## MATERIAL PROVIDED
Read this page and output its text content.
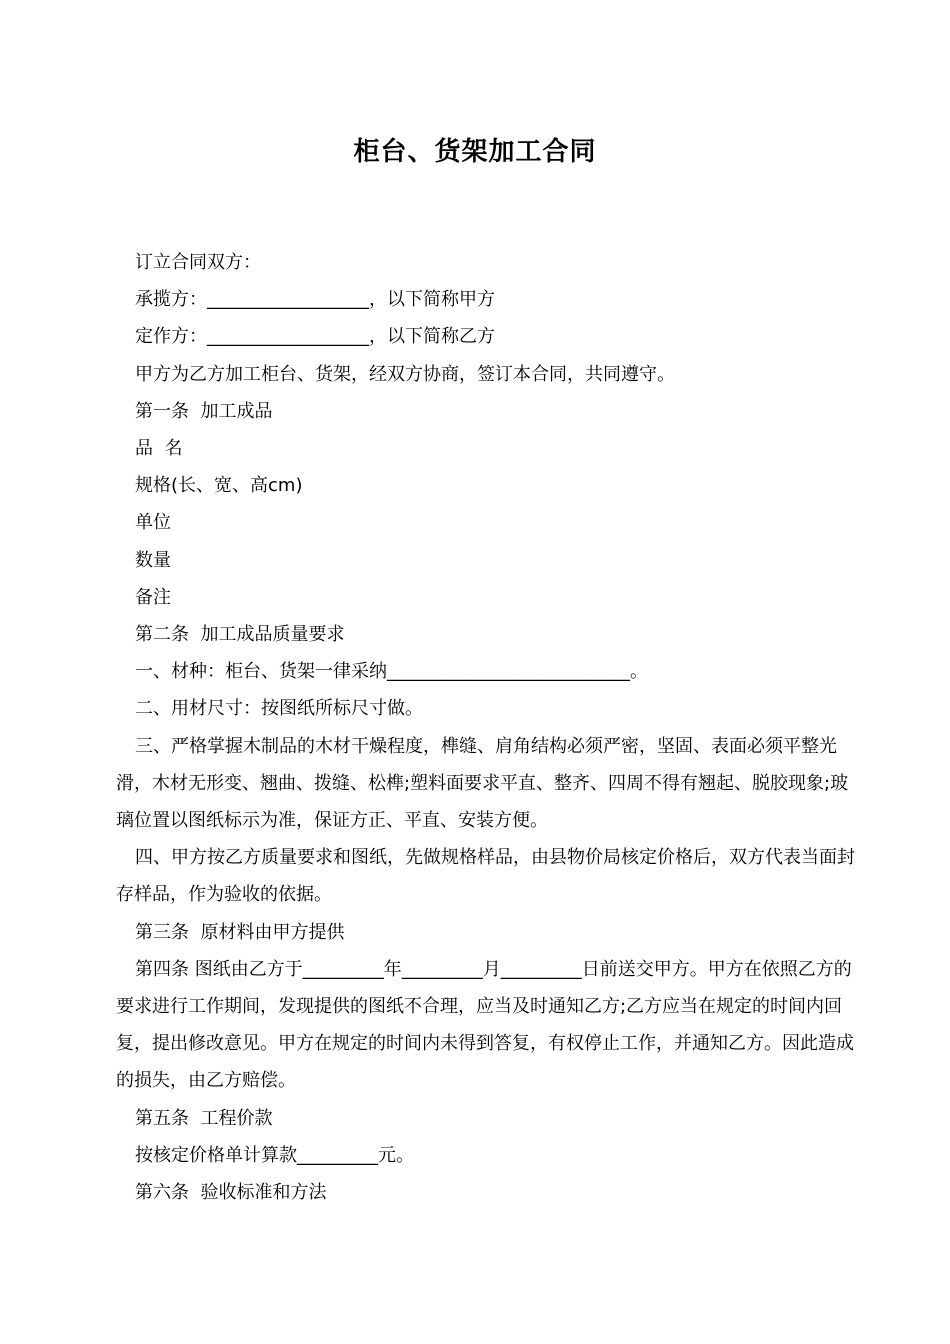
柜台、货架加工合同

订立合同双方：

承揽方：__________________，以下简称甲方

定作方：__________________，以下简称乙方

甲方为乙方加工柜台、货架，经双方协商，签订本合同，共同遵守。

第一条  加工成品

品  名

规格(长、宽、高cm)

单位

数量

备注

第二条  加工成品质量要求

一、材种：柜台、货架一律采纳___________________________。

二、用材尺寸：按图纸所标尺寸做。

三、严格掌握木制品的木材干燥程度，榫缝、肩角结构必须严密，坚固、表面必须平整光滑，木材无形变、翘曲、拨缝、松榫;塑料面要求平直、整齐、四周不得有翘起、脱胶现象;玻璃位置以图纸标示为准，保证方正、平直、安装方便。

四、甲方按乙方质量要求和图纸，先做规格样品，由县物价局核定价格后，双方代表当面封存样品，作为验收的依据。

第三条  原材料由甲方提供

第四条 图纸由乙方于_________年_________月_________日前送交甲方。甲方在依照乙方的要求进行工作期间，发现提供的图纸不合理，应当及时通知乙方;乙方应当在规定的时间内回复，提出修改意见。甲方在规定的时间内未得到答复，有权停止工作，并通知乙方。因此造成的损失，由乙方赔偿。

第五条  工程价款

按核定价格单计算款_________元。

第六条  验收标准和方法
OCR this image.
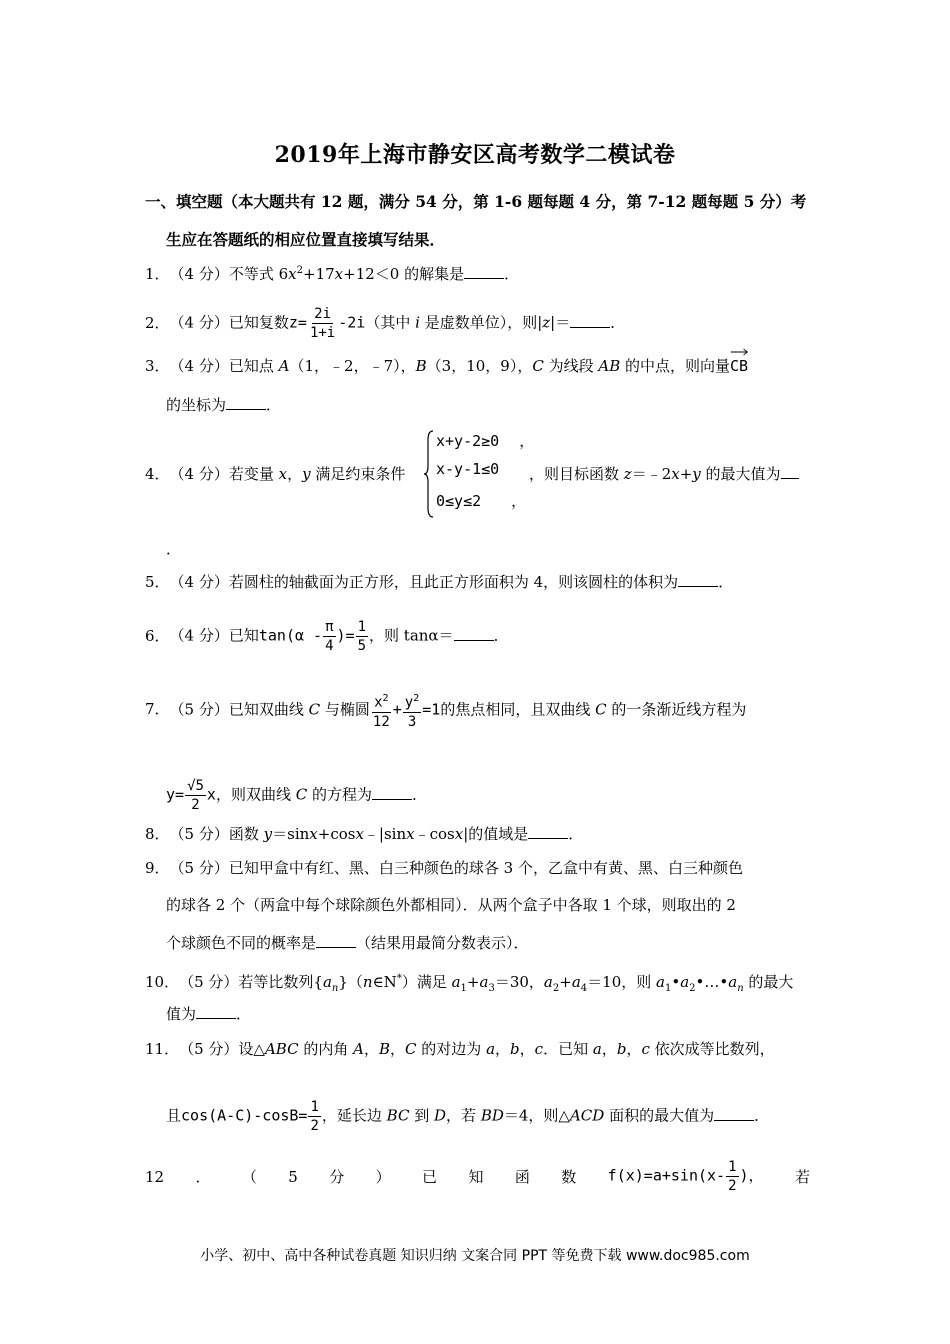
2019年上海市静安区高考数学二模试卷
一、填空题（本大题共有 12 题，满分 54 分，第 1-6 题每题 4 分，第 7-12 题每题 5 分）考
生应在答题纸的相应位置直接填写结果．
1．（4 分）不等式 $6x^2+17x+12<0$ 的解集是	．
2．（4 分）已知复数$z= \frac{2i}{1+i} -2i$（其中 i 是虚数单位），则|z|＝	．
3．（4 分）已知点 A（1，﹣2，﹣7），B（3，10，9），C 为线段 AB 的中点，则向量
CB
的坐标为	．
4．（4 分）若变量 x，y 满足约束条件
x+y-2≥0 ，
x-y-1≤0
0≤y≤2 ，
，则目标函数 z＝﹣2x+y 的最大值为
．
5．（4 分）若圆柱的轴截面为正方形，且此正方形面积为 4，则该圆柱的体积为	．
6．（4 分）已知$\tan(\alpha - \frac{\pi}{4}$ )= $\frac{1}{5}$ ，则 tanα＝	．
7．（5 分）已知双曲线 C 与椭圆 $\frac{x^2}{12} + \frac{y^2}{3} =1$的焦点相同，且双曲线 C 的一条渐近线方程为
$y= \frac{√5}{2}$ x，则双曲线 C 的方程为	．
8．（5 分）函数 y＝sinx+cosx﹣|sinx﹣cosx|的值域是	．
9．（5 分）已知甲盒中有红、黑、白三种颜色的球各 3 个，乙盒中有黄、黑、白三种颜色
的球各 2 个（两盒中每个球除颜色外都相同）．从两个盒子中各取 1 个球，则取出的 2
个球颜色不同的概率是	（结果用最简分数表示）．
10．（5 分）若等比数列$\{a_n\}(n\in N^*)$满足 $a_1+a_3=30$，$a_2+a_4=10$，则 $a_1•a_2•\dots•a_n$ 的最大
值为	．
11．（5 分）设△ABC 的内角 A，B，C 的对边为 a，b，c．已知 a，b，c 依次成等比数列，
且$\cos(A-C)-\cos B= \frac{1}{2}$ ，延长边 BC 到 D，若 BD＝4，则△ACD 面积的最大值为	．
12 ． （ 5 分 ） 已 知 函 数 $f(x)=a+\sin(x- \frac{1}{2}$ )， 若
小学、初中、高中各种试卷真题 知识归纳 文案合同 PPT 等免费下载 www.doc985.com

## TASK STATEMENT
The lines to repeat run from the line containing "OCR this image." through the last line of the material above; give them exactly, without the pictures.

## TASK OUTPUT
OCR this image.
2019年上海市静安区高考数学二模试卷
一、填空题（本大题共有 12 题，满分 54 分，第 1-6 题每题 4 分，第 7-12 题每题 5 分）考
生应在答题纸的相应位置直接填写结果．
1．（4 分）不等式 $6x^2+17x+12<0$ 的解集是	．
2．（4 分）已知复数$z= \frac{2i}{1+i} -2i$（其中 i 是虚数单位），则|z|＝	．
3．（4 分）已知点 A（1，﹣2，﹣7），B（3，10，9），C 为线段 AB 的中点，则向量
CB
的坐标为	．
4．（4 分）若变量 x，y 满足约束条件
x+y-2≥0 ，
x-y-1≤0
0≤y≤2 ，
，则目标函数 z＝﹣2x+y 的最大值为
．
5．（4 分）若圆柱的轴截面为正方形，且此正方形面积为 4，则该圆柱的体积为	．
6．（4 分）已知$\tan(\alpha - \frac{\pi}{4}$ )= $\frac{1}{5}$ ，则 tanα＝	．
7．（5 分）已知双曲线 C 与椭圆 $\frac{x^2}{12} + \frac{y^2}{3} =1$的焦点相同，且双曲线 C 的一条渐近线方程为
$y= \frac{√5}{2}$ x，则双曲线 C 的方程为	．
8．（5 分）函数 y＝sinx+cosx﹣|sinx﹣cosx|的值域是	．
9．（5 分）已知甲盒中有红、黑、白三种颜色的球各 3 个，乙盒中有黄、黑、白三种颜色
的球各 2 个（两盒中每个球除颜色外都相同）．从两个盒子中各取 1 个球，则取出的 2
个球颜色不同的概率是	（结果用最简分数表示）．
10．（5 分）若等比数列$\{a_n\}(n\in N^*)$满足 $a_1+a_3=30$，$a_2+a_4=10$，则 $a_1•a_2•\dots•a_n$ 的最大
值为	．
11．（5 分）设△ABC 的内角 A，B，C 的对边为 a，b，c．已知 a，b，c 依次成等比数列，
且$\cos(A-C)-\cos B= \frac{1}{2}$ ，延长边 BC 到 D，若 BD＝4，则△ACD 面积的最大值为	．
12 ． （ 5 分 ） 已 知 函 数 $f(x)=a+\sin(x- \frac{1}{2}$ )， 若
小学、初中、高中各种试卷真题 知识归纳 文案合同 PPT 等免费下载 www.doc985.com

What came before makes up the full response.